# Material to process:
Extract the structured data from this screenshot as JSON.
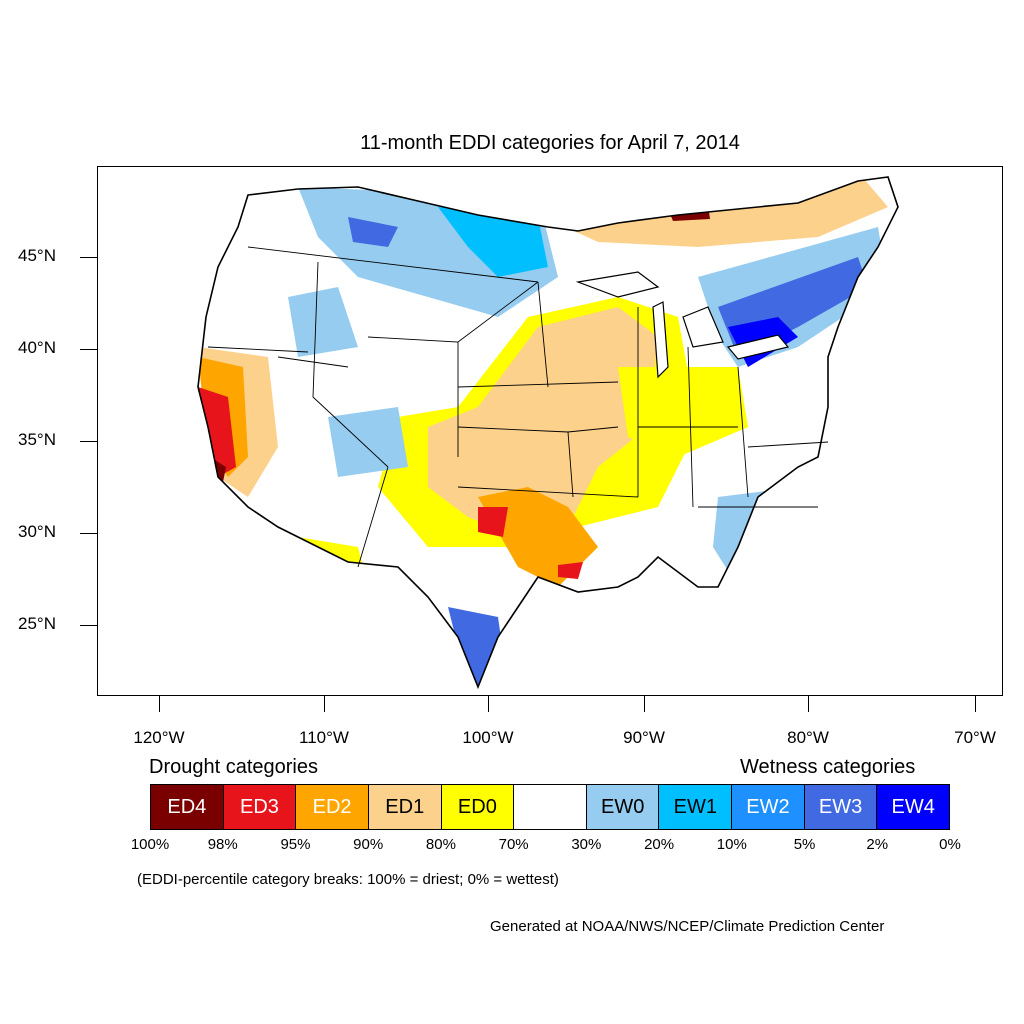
{
  "title": "11-month EDDI categories for April 7, 2014",
  "lat_labels": [
    "45°N",
    "40°N",
    "35°N",
    "30°N",
    "25°N"
  ],
  "lon_labels": [
    "120°W",
    "110°W",
    "100°W",
    "90°W",
    "80°W",
    "70°W"
  ],
  "legend": {
    "drought_heading": "Drought categories",
    "wetness_heading": "Wetness categories",
    "categories": [
      {
        "label": "ED4",
        "color": "#7a0000",
        "text_color": "#ffffff"
      },
      {
        "label": "ED3",
        "color": "#e8141c",
        "text_color": "#ffffff"
      },
      {
        "label": "ED2",
        "color": "#ffa500",
        "text_color": "#ffffff"
      },
      {
        "label": "ED1",
        "color": "#fcd18b",
        "text_color": "#000000"
      },
      {
        "label": "ED0",
        "color": "#ffff00",
        "text_color": "#000000"
      },
      {
        "label": "",
        "color": "#ffffff",
        "text_color": "#000000"
      },
      {
        "label": "EW0",
        "color": "#96ccef",
        "text_color": "#000000"
      },
      {
        "label": "EW1",
        "color": "#00bfff",
        "text_color": "#000000"
      },
      {
        "label": "EW2",
        "color": "#1e90ff",
        "text_color": "#ffffff"
      },
      {
        "label": "EW3",
        "color": "#4169e1",
        "text_color": "#ffffff"
      },
      {
        "label": "EW4",
        "color": "#0000ff",
        "text_color": "#ffffff"
      }
    ],
    "breaks": [
      "100%",
      "98%",
      "95%",
      "90%",
      "80%",
      "70%",
      "30%",
      "20%",
      "10%",
      "5%",
      "2%",
      "0%"
    ]
  },
  "note": "(EDDI-percentile category breaks: 100% = driest; 0% = wettest)",
  "credit": "Generated at NOAA/NWS/NCEP/Climate Prediction Center"
}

# Task directions:
Leaving the pictures aside, transcribe the entire listing exactly.

# Correct response:
Extract the structured data from this screenshot as JSON.
{
  "title": "11-month EDDI categories for April 7, 2014",
  "lat_labels": [
    "45°N",
    "40°N",
    "35°N",
    "30°N",
    "25°N"
  ],
  "lon_labels": [
    "120°W",
    "110°W",
    "100°W",
    "90°W",
    "80°W",
    "70°W"
  ],
  "legend": {
    "drought_heading": "Drought categories",
    "wetness_heading": "Wetness categories",
    "categories": [
      {
        "label": "ED4",
        "color": "#7a0000",
        "text_color": "#ffffff"
      },
      {
        "label": "ED3",
        "color": "#e8141c",
        "text_color": "#ffffff"
      },
      {
        "label": "ED2",
        "color": "#ffa500",
        "text_color": "#ffffff"
      },
      {
        "label": "ED1",
        "color": "#fcd18b",
        "text_color": "#000000"
      },
      {
        "label": "ED0",
        "color": "#ffff00",
        "text_color": "#000000"
      },
      {
        "label": "",
        "color": "#ffffff",
        "text_color": "#000000"
      },
      {
        "label": "EW0",
        "color": "#96ccef",
        "text_color": "#000000"
      },
      {
        "label": "EW1",
        "color": "#00bfff",
        "text_color": "#000000"
      },
      {
        "label": "EW2",
        "color": "#1e90ff",
        "text_color": "#ffffff"
      },
      {
        "label": "EW3",
        "color": "#4169e1",
        "text_color": "#ffffff"
      },
      {
        "label": "EW4",
        "color": "#0000ff",
        "text_color": "#ffffff"
      }
    ],
    "breaks": [
      "100%",
      "98%",
      "95%",
      "90%",
      "80%",
      "70%",
      "30%",
      "20%",
      "10%",
      "5%",
      "2%",
      "0%"
    ]
  },
  "note": "(EDDI-percentile category breaks: 100% = driest; 0% = wettest)",
  "credit": "Generated at NOAA/NWS/NCEP/Climate Prediction Center"
}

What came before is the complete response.